Required work
Below are records; count the lines in them that hold "header" and give only the count.

"""

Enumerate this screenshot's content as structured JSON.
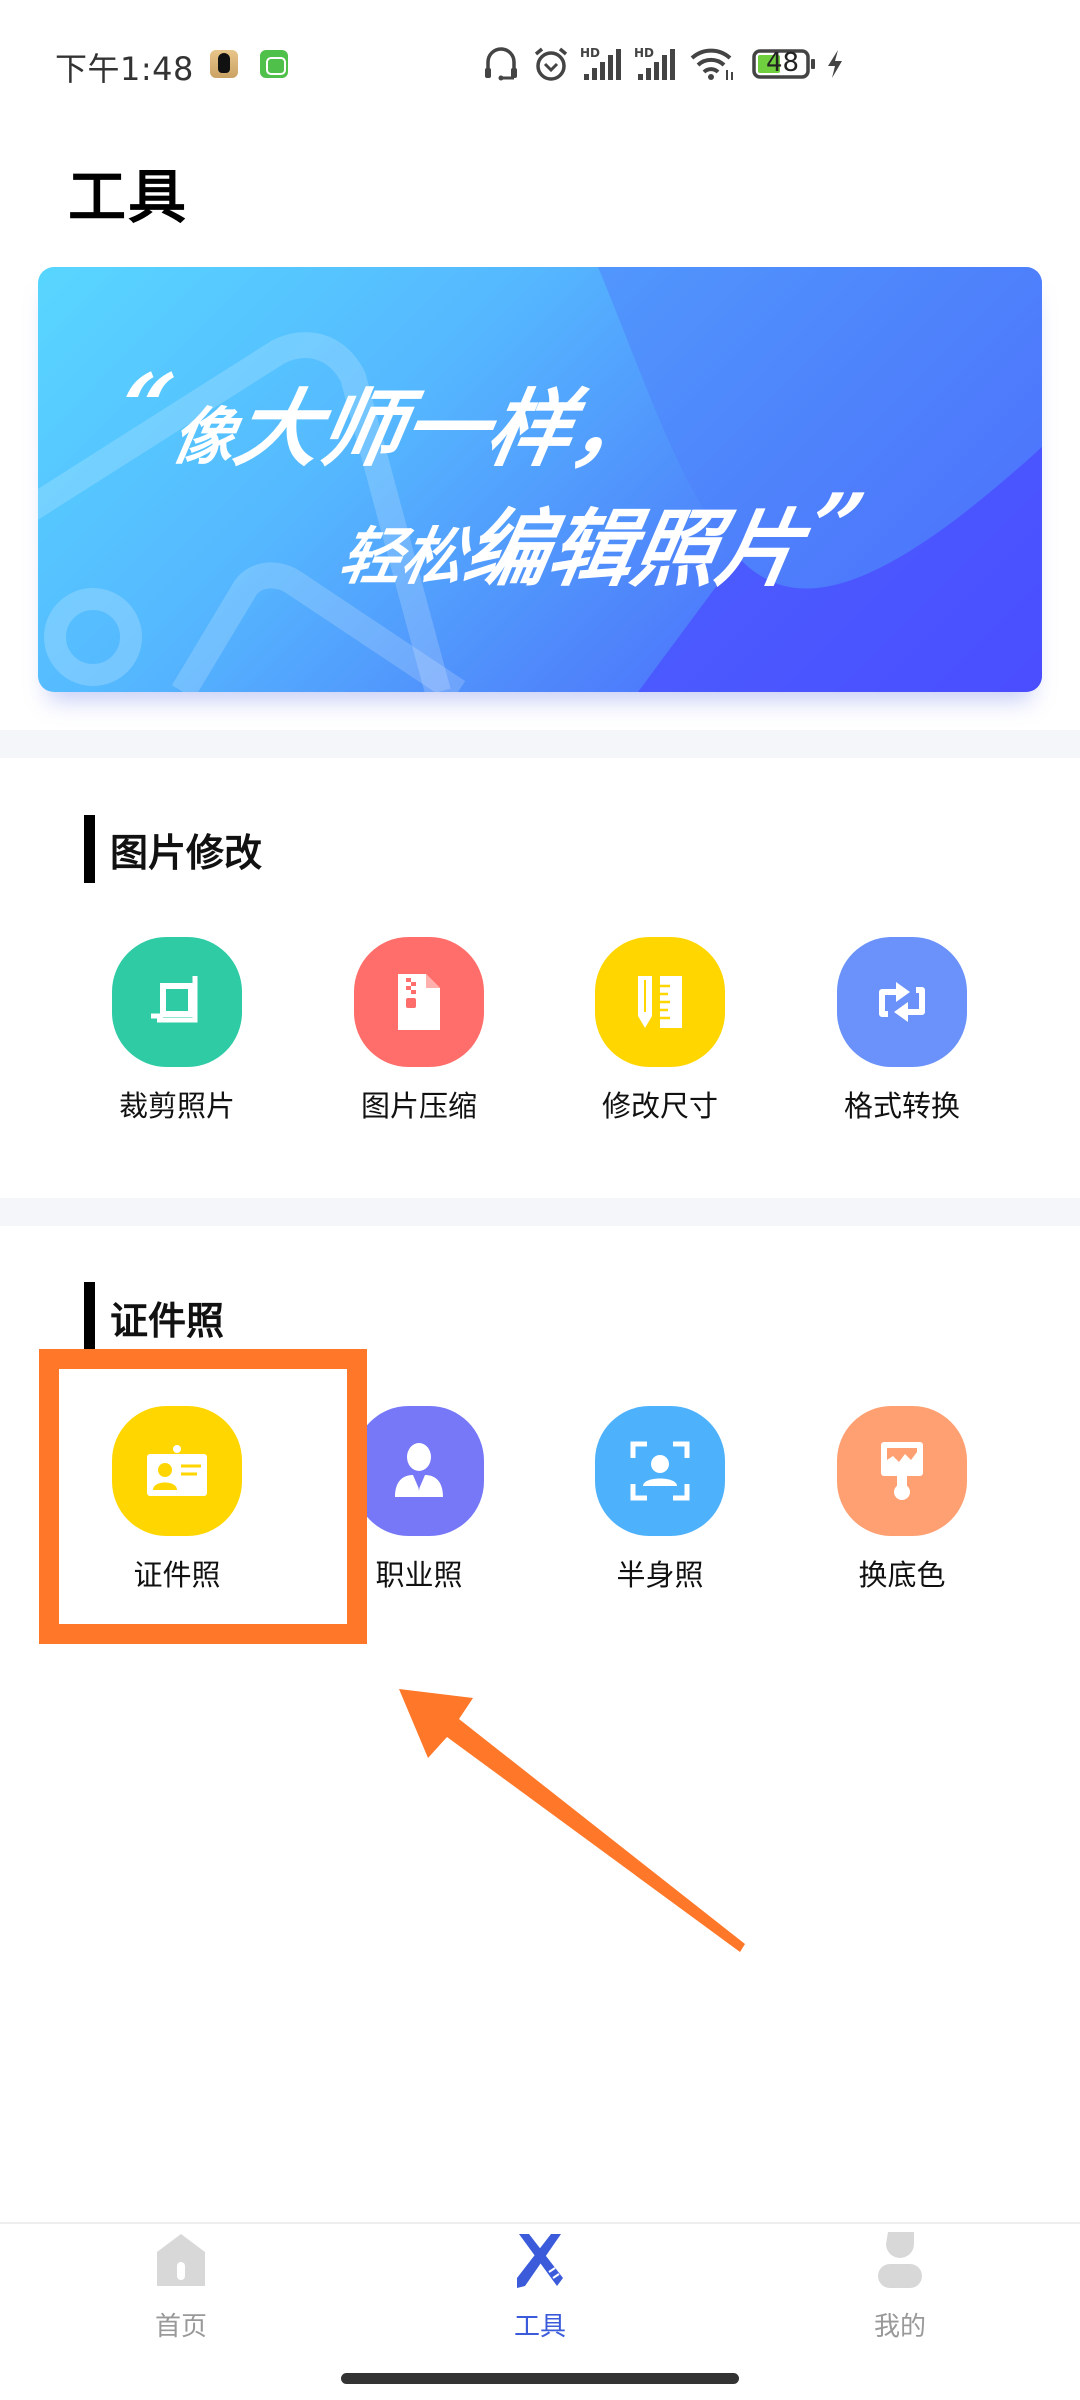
{
  "status_bar": {
    "time": "下午1:48",
    "battery_level": "48",
    "icons": [
      "app-badge-penguin",
      "app-badge-android",
      "headset-icon",
      "alarm-icon",
      "hd-signal-icon",
      "hd-signal-icon",
      "wifi-icon",
      "battery-icon",
      "charging-icon"
    ]
  },
  "header": {
    "title": "工具"
  },
  "banner": {
    "open_quote": "“",
    "line1_small": "像",
    "line1_large": "大师一样，",
    "line2_small": "轻松",
    "line2_large": "编辑照片",
    "close_quote": "”"
  },
  "sections": [
    {
      "title": "图片修改",
      "tools": [
        {
          "label": "裁剪照片",
          "icon": "crop-icon",
          "color": "#2ecba5"
        },
        {
          "label": "图片压缩",
          "icon": "zip-file-icon",
          "color": "#ff6e6a"
        },
        {
          "label": "修改尺寸",
          "icon": "pencil-ruler-icon",
          "color": "#ffd600"
        },
        {
          "label": "格式转换",
          "icon": "convert-arrows-icon",
          "color": "#6b92fa"
        }
      ]
    },
    {
      "title": "证件照",
      "tools": [
        {
          "label": "证件照",
          "icon": "id-card-icon",
          "color": "#ffd600"
        },
        {
          "label": "职业照",
          "icon": "business-person-icon",
          "color": "#7678f8"
        },
        {
          "label": "半身照",
          "icon": "portrait-scan-icon",
          "color": "#4eb1fb"
        },
        {
          "label": "换底色",
          "icon": "paint-brush-icon",
          "color": "#ffa073"
        }
      ]
    }
  ],
  "annotation": {
    "color": "#ff7728",
    "target": "证件照"
  },
  "bottom_nav": {
    "items": [
      {
        "label": "首页",
        "icon": "home-icon",
        "active": false
      },
      {
        "label": "工具",
        "icon": "tools-icon",
        "active": true
      },
      {
        "label": "我的",
        "icon": "profile-icon",
        "active": false
      }
    ],
    "active_color": "#3b5bdb",
    "inactive_color": "#999999"
  }
}
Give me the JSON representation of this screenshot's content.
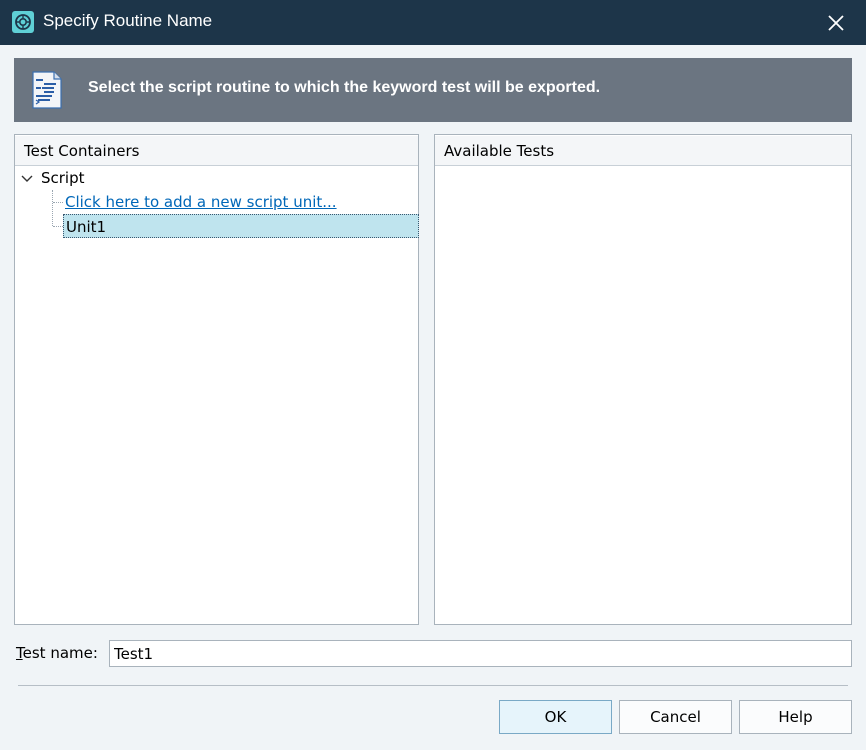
{
  "window": {
    "title": "Specify Routine Name",
    "icon": "testcomplete-app-icon",
    "close_icon": "close-icon"
  },
  "banner": {
    "icon": "script-document-icon",
    "text": "Select the script routine to which the keyword test will be exported."
  },
  "left_panel": {
    "header": "Test Containers",
    "tree": {
      "root_label": "Script",
      "add_link": "Click here to add a new script unit...",
      "items": [
        {
          "label": "Unit1",
          "selected": true
        }
      ]
    }
  },
  "right_panel": {
    "header": "Available Tests"
  },
  "test_name": {
    "label": "Test name:",
    "value": "Test1"
  },
  "buttons": {
    "ok": "OK",
    "cancel": "Cancel",
    "help": "Help"
  },
  "colors": {
    "titlebar": "#1d3549",
    "banner": "#6b7581",
    "selection": "#bfe4ee",
    "link": "#0067b8"
  }
}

"""

Result of this exercise
3